Challenge:
Reproduce every line in the listing that contains the word "questions".
— Start of Provided information —
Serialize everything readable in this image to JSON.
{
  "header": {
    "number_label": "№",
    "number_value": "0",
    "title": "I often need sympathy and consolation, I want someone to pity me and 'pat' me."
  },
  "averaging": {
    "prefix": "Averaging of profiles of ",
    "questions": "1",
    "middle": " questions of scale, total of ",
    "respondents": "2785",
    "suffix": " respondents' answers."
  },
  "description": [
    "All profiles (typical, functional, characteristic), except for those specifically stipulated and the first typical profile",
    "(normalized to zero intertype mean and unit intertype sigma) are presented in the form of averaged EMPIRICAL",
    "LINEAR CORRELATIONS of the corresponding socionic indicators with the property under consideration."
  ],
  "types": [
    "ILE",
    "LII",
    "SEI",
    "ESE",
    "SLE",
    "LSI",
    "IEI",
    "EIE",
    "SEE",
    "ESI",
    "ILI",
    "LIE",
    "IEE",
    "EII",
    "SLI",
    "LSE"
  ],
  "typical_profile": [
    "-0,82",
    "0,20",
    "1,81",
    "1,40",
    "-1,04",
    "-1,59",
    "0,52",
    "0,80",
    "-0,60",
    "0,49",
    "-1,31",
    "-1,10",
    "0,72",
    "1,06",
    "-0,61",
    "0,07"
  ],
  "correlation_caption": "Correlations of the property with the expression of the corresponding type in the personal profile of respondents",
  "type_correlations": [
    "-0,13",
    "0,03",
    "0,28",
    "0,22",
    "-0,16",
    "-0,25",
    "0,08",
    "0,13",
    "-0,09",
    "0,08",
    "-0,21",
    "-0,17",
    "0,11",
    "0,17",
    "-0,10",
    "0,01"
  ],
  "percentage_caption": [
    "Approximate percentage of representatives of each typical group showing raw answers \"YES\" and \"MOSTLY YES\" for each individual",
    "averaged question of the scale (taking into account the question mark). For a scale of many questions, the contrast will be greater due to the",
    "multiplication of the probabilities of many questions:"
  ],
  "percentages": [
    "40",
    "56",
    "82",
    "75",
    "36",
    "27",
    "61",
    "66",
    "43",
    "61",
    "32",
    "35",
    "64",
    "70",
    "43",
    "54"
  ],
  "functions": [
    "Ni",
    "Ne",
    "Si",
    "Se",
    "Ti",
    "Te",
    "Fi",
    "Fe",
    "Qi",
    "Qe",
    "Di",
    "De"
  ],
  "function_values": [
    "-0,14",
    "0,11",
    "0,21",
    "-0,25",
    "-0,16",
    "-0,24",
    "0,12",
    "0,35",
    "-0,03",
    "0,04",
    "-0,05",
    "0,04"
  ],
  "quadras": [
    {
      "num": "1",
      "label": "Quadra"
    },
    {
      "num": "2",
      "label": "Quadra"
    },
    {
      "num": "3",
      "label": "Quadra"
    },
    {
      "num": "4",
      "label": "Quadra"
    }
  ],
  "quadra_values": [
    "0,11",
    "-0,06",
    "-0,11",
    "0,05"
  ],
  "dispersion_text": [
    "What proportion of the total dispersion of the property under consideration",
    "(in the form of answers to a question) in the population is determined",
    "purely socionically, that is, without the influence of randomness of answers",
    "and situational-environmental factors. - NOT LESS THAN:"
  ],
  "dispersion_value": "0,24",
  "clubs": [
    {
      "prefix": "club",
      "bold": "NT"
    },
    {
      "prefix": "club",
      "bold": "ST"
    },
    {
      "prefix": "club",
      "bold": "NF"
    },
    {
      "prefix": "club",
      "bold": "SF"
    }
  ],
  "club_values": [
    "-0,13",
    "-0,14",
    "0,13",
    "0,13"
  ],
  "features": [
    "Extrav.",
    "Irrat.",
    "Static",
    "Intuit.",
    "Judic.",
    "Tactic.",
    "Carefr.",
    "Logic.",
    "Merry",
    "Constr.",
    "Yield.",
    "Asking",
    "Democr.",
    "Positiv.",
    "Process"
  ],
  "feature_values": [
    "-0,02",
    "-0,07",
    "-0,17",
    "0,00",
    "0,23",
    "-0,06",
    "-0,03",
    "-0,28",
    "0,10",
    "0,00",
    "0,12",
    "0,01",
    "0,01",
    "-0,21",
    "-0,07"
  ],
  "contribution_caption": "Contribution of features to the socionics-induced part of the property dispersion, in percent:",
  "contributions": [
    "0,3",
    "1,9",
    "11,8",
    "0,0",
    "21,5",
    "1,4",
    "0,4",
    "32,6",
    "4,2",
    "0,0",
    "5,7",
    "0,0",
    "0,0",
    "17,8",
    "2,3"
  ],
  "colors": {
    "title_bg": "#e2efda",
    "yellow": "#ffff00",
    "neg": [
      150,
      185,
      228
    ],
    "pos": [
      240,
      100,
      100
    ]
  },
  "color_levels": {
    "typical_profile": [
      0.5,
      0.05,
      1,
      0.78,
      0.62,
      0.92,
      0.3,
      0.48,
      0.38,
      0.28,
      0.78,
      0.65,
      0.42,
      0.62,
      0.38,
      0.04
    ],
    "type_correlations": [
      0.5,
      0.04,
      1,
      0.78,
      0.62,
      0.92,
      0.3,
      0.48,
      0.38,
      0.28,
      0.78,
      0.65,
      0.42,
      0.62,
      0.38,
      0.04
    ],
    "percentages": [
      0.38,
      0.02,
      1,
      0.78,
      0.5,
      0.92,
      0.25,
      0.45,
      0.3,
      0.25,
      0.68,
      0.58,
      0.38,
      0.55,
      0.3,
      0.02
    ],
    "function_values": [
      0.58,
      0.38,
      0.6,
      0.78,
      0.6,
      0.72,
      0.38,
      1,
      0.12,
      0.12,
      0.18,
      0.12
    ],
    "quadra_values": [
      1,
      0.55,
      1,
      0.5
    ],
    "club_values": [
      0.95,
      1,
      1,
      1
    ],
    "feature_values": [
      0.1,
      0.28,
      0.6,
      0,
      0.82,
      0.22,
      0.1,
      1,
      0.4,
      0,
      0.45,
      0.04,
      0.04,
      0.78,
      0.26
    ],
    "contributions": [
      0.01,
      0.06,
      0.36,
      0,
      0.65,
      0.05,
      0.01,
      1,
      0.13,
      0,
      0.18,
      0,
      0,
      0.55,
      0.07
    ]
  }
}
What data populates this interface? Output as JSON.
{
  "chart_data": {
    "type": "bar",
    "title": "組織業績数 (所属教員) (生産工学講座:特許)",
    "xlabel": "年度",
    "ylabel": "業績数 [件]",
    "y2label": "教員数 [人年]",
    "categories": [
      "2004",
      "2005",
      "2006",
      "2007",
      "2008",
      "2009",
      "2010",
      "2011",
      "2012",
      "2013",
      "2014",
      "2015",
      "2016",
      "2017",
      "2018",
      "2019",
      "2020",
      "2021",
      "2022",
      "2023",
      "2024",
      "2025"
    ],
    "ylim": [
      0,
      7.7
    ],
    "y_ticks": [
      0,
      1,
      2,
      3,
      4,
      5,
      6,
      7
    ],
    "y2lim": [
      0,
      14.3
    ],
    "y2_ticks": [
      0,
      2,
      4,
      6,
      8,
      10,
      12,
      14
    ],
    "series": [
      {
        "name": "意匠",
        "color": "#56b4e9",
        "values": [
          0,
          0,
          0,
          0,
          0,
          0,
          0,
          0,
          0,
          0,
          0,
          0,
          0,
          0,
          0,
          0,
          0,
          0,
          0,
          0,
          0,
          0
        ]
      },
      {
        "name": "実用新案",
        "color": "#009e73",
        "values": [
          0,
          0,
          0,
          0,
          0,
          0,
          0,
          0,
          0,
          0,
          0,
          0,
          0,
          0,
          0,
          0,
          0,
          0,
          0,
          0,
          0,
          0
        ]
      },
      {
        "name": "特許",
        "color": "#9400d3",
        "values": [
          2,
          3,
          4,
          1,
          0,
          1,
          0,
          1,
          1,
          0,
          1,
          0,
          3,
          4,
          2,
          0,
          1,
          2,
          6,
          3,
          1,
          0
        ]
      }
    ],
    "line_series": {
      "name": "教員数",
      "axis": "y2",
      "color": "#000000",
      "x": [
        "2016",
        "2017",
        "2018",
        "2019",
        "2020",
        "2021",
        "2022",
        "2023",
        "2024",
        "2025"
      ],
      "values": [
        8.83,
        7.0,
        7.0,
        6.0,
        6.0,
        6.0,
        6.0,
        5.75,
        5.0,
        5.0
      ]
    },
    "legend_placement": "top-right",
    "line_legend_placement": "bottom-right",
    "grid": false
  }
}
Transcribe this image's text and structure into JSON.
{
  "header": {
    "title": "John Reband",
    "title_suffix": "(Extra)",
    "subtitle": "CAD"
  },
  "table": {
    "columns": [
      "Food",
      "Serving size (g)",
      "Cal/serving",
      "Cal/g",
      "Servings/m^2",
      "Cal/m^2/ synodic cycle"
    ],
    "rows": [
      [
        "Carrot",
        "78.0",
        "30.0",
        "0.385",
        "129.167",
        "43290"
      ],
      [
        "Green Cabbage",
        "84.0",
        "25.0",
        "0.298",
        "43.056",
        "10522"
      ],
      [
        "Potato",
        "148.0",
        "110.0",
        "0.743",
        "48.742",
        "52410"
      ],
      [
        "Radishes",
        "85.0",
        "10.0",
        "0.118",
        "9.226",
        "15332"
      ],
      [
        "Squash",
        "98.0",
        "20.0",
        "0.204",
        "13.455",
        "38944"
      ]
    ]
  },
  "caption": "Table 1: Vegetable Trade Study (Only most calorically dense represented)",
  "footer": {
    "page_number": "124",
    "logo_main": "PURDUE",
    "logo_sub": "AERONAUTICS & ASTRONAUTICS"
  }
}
— End of Provided information —
Result for this exercise:
    "questions": "1",
    "middle": " questions of scale, total of ",
    "averaged question of the scale (taking into account the question mark). For a scale of many questions, the contrast will be greater due to the",
    "multiplication of the probabilities of many questions:"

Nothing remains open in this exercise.